◆ Problem description ◆
Retype all the records with nothing changed.

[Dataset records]
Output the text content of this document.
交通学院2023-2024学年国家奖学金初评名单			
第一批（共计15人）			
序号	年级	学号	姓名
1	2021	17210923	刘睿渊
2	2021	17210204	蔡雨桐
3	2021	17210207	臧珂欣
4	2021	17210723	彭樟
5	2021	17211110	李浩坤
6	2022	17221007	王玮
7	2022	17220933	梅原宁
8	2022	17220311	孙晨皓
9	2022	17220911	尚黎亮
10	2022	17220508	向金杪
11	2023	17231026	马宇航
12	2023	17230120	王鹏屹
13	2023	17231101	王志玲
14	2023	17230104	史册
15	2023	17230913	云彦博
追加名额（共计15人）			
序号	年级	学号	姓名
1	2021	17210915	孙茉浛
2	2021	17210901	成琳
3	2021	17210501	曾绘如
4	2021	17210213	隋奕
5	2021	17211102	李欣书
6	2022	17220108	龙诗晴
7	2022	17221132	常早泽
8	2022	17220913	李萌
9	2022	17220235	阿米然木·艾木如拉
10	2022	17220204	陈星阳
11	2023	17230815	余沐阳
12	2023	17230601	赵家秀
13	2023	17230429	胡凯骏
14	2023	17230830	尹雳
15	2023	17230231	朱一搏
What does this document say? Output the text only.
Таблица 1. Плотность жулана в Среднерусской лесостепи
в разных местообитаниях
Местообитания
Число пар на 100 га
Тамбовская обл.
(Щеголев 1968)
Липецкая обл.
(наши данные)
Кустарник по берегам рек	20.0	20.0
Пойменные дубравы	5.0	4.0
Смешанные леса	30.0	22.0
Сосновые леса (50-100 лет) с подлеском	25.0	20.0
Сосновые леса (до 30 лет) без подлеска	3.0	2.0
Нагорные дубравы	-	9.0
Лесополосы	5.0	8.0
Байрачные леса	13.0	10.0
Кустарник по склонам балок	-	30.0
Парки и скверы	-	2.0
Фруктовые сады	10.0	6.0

◆ Complete answer ◆
Output the text content of this document.
交通学院2023-2024学年国家奖学金初评名单			
第一批（共计15人）			
序号	年级	学号	姓名
1	2021	17210923	刘睿渊
2	2021	17210204	蔡雨桐
3	2021	17210207	臧珂欣
4	2021	17210723	彭樟
5	2021	17211110	李浩坤
6	2022	17221007	王玮
7	2022	17220933	梅原宁
8	2022	17220311	孙晨皓
9	2022	17220911	尚黎亮
10	2022	17220508	向金杪
11	2023	17231026	马宇航
12	2023	17230120	王鹏屹
13	2023	17231101	王志玲
14	2023	17230104	史册
15	2023	17230913	云彦博
追加名额（共计15人）			
序号	年级	学号	姓名
1	2021	17210915	孙茉浛
2	2021	17210901	成琳
3	2021	17210501	曾绘如
4	2021	17210213	隋奕
5	2021	17211102	李欣书
6	2022	17220108	龙诗晴
7	2022	17221132	常早泽
8	2022	17220913	李萌
9	2022	17220235	阿米然木·艾木如拉
10	2022	17220204	陈星阳
11	2023	17230815	余沐阳
12	2023	17230601	赵家秀
13	2023	17230429	胡凯骏
14	2023	17230830	尹雳
15	2023	17230231	朱一搏
What does this document say? Output the text only.
Таблица 1. Плотность жулана в Среднерусской лесостепи
в разных местообитаниях
Местообитания
Число пар на 100 га
Тамбовская обл.
(Щеголев 1968)
Липецкая обл.
(наши данные)
Кустарник по берегам рек	20.0	20.0
Пойменные дубравы	5.0	4.0
Смешанные леса	30.0	22.0
Сосновые леса (50-100 лет) с подлеском	25.0	20.0
Сосновые леса (до 30 лет) без подлеска	3.0	2.0
Нагорные дубравы	-	9.0
Лесополосы	5.0	8.0
Байрачные леса	13.0	10.0
Кустарник по склонам балок	-	30.0
Парки и скверы	-	2.0
Фруктовые сады	10.0	6.0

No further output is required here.